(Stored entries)
--------------------------------------------------

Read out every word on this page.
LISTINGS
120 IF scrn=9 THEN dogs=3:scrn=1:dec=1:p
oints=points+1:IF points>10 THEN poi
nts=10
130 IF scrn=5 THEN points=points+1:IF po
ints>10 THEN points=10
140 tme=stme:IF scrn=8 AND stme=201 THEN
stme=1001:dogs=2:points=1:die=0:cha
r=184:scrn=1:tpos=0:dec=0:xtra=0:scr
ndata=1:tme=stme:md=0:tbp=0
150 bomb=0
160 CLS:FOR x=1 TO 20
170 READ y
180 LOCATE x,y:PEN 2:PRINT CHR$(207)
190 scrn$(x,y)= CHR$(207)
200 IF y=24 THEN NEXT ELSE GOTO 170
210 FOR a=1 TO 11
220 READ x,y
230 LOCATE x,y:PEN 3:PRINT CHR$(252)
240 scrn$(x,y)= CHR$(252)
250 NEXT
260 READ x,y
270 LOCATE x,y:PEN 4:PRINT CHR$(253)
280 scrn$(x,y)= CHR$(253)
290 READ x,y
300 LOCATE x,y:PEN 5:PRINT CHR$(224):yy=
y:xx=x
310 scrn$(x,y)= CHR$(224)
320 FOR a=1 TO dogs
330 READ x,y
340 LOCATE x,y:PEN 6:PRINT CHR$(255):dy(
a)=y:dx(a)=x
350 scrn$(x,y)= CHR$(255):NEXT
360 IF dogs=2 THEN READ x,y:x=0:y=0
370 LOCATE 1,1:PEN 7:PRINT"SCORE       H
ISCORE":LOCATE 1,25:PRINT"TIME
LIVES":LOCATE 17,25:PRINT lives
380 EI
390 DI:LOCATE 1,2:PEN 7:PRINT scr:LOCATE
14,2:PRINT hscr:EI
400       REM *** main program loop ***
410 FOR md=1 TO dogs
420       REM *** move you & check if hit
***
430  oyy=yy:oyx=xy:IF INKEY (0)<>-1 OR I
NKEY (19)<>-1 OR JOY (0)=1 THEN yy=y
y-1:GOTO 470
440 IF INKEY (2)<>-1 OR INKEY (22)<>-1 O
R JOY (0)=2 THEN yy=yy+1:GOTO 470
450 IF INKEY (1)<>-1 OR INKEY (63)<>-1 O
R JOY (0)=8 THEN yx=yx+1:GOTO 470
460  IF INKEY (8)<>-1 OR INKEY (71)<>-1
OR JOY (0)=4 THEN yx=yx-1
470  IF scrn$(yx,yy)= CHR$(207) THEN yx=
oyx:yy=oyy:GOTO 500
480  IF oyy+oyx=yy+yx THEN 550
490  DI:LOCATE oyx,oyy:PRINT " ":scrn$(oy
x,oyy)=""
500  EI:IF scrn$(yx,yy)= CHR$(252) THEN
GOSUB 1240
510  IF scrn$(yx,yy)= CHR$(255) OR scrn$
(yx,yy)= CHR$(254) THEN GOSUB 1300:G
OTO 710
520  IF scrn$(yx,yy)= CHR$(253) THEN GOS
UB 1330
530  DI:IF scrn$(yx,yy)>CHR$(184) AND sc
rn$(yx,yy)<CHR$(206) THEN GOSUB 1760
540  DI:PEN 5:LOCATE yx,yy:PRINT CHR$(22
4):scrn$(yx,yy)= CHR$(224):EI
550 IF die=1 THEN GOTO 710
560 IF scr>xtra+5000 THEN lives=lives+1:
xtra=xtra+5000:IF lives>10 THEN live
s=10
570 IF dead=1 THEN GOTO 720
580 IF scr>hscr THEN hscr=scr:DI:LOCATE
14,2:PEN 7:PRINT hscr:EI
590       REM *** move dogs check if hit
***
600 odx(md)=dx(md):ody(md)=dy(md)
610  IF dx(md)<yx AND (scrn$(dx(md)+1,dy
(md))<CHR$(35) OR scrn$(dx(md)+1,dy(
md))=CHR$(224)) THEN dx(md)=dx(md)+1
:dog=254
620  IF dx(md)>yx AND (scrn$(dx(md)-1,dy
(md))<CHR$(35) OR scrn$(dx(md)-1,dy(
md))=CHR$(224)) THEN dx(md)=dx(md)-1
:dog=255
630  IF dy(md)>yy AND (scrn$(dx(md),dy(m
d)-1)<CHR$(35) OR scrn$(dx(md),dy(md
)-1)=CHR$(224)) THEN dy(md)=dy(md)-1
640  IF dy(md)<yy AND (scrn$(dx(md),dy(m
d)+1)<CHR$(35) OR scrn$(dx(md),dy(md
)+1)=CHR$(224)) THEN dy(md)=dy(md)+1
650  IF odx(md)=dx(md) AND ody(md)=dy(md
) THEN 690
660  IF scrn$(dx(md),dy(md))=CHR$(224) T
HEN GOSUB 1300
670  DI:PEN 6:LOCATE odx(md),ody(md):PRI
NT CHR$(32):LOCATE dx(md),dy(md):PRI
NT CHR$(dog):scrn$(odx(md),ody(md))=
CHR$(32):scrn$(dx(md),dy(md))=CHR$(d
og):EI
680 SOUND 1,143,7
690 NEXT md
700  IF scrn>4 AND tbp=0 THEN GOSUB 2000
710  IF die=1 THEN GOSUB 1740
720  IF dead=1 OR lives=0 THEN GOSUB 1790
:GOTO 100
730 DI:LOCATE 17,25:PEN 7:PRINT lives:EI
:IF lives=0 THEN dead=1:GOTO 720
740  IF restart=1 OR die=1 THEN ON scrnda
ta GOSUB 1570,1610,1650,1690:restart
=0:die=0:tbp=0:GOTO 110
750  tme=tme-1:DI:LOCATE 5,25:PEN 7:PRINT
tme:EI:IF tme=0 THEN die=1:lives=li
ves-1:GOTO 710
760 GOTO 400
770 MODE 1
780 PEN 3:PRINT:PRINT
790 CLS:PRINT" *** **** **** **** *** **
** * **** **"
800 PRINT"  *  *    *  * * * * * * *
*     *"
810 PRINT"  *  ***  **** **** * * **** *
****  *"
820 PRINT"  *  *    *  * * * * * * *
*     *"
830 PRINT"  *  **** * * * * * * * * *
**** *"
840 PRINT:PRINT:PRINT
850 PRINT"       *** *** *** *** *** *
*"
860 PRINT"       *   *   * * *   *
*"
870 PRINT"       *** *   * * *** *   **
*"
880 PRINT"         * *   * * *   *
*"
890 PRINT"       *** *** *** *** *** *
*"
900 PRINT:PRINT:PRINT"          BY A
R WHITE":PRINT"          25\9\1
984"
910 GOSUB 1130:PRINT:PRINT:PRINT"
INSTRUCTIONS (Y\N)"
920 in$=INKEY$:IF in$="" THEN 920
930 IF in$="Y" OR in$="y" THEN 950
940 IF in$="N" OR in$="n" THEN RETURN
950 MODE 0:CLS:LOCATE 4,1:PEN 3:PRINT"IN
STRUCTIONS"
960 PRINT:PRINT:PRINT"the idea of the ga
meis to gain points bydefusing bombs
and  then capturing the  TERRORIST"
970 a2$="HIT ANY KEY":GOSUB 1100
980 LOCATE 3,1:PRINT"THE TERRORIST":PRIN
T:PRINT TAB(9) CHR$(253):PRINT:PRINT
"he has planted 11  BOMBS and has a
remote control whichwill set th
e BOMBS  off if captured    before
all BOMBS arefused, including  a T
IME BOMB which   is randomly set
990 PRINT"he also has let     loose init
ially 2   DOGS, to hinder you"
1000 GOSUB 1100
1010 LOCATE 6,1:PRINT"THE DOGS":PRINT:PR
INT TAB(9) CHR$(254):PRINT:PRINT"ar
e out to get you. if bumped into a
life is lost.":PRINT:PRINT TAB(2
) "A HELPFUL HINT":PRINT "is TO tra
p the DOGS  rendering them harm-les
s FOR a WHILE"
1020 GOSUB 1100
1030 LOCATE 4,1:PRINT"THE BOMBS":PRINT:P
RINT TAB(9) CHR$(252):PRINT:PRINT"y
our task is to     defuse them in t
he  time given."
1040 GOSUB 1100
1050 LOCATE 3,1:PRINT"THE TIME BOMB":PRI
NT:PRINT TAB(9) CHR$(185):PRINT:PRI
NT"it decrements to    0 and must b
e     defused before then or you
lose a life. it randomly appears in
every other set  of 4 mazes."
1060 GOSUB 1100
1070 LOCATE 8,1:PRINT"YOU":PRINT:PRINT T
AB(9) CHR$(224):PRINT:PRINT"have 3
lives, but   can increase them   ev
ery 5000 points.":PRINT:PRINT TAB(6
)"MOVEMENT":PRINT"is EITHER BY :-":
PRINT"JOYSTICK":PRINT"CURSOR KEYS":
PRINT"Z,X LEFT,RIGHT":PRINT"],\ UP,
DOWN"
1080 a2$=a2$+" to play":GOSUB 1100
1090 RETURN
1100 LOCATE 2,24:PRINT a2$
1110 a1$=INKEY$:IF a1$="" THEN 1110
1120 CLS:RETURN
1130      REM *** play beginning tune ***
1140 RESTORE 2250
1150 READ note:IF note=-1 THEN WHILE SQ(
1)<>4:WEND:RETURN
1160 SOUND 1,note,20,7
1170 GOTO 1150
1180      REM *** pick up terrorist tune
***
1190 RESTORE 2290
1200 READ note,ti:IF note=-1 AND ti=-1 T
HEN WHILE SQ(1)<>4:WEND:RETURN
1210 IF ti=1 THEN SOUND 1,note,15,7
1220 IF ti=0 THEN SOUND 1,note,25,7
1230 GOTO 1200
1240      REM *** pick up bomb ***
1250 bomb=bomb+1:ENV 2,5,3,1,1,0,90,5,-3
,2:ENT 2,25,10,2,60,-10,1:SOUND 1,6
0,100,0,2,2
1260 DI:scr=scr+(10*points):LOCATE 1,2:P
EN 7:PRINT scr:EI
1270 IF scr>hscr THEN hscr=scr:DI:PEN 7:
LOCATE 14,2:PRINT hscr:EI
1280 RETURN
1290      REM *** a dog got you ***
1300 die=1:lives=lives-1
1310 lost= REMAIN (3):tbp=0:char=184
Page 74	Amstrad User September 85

--------------------------------------------------

Request: Copy all lines from the material that contain "every".

Final result:
Read out every word on this page.
every other set  of 4 mazes."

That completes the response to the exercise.